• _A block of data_
_ _ _ _ _

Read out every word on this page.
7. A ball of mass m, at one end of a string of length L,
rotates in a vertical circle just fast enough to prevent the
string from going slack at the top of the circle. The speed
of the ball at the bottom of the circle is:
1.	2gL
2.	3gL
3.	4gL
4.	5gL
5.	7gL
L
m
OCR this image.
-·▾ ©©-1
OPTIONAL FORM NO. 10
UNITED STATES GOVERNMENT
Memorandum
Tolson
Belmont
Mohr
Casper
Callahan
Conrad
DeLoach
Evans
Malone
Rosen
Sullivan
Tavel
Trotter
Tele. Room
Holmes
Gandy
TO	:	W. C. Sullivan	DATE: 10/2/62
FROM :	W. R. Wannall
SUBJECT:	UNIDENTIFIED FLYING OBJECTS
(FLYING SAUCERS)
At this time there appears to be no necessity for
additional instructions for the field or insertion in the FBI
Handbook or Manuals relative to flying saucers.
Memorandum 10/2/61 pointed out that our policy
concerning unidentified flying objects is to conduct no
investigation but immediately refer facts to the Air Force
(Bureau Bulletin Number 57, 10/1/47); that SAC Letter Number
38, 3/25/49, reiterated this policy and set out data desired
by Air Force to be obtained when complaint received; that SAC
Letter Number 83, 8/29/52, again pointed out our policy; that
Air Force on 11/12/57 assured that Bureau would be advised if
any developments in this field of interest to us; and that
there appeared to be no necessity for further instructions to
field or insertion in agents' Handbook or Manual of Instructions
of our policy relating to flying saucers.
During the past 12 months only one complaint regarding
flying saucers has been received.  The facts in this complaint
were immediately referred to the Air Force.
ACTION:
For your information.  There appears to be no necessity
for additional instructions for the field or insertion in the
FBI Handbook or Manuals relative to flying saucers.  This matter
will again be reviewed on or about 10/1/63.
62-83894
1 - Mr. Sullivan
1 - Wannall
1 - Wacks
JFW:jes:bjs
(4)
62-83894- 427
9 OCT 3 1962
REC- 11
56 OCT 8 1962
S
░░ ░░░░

_ _ _ _ _

• _WHAT NEEDS TO BE DONE_
Each record must be returned exactly as it is written.

• _WORKED SOLUTION_
Read out every word on this page.
7. A ball of mass m, at one end of a string of length L,
rotates in a vertical circle just fast enough to prevent the
string from going slack at the top of the circle. The speed
of the ball at the bottom of the circle is:
1.	2gL
2.	3gL
3.	4gL
4.	5gL
5.	7gL
L
m
OCR this image.
-·▾ ©©-1
OPTIONAL FORM NO. 10
UNITED STATES GOVERNMENT
Memorandum
Tolson
Belmont
Mohr
Casper
Callahan
Conrad
DeLoach
Evans
Malone
Rosen
Sullivan
Tavel
Trotter
Tele. Room
Holmes
Gandy
TO	:	W. C. Sullivan	DATE: 10/2/62
FROM :	W. R. Wannall
SUBJECT:	UNIDENTIFIED FLYING OBJECTS
(FLYING SAUCERS)
At this time there appears to be no necessity for
additional instructions for the field or insertion in the FBI
Handbook or Manuals relative to flying saucers.
Memorandum 10/2/61 pointed out that our policy
concerning unidentified flying objects is to conduct no
investigation but immediately refer facts to the Air Force
(Bureau Bulletin Number 57, 10/1/47); that SAC Letter Number
38, 3/25/49, reiterated this policy and set out data desired
by Air Force to be obtained when complaint received; that SAC
Letter Number 83, 8/29/52, again pointed out our policy; that
Air Force on 11/12/57 assured that Bureau would be advised if
any developments in this field of interest to us; and that
there appeared to be no necessity for further instructions to
field or insertion in agents' Handbook or Manual of Instructions
of our policy relating to flying saucers.
During the past 12 months only one complaint regarding
flying saucers has been received.  The facts in this complaint
were immediately referred to the Air Force.
ACTION:
For your information.  There appears to be no necessity
for additional instructions for the field or insertion in the
FBI Handbook or Manuals relative to flying saucers.  This matter
will again be reviewed on or about 10/1/63.
62-83894
1 - Mr. Sullivan
1 - Wannall
1 - Wacks
JFW:jes:bjs
(4)
62-83894- 427
9 OCT 3 1962
REC- 11
56 OCT 8 1962
S
░░ ░░░░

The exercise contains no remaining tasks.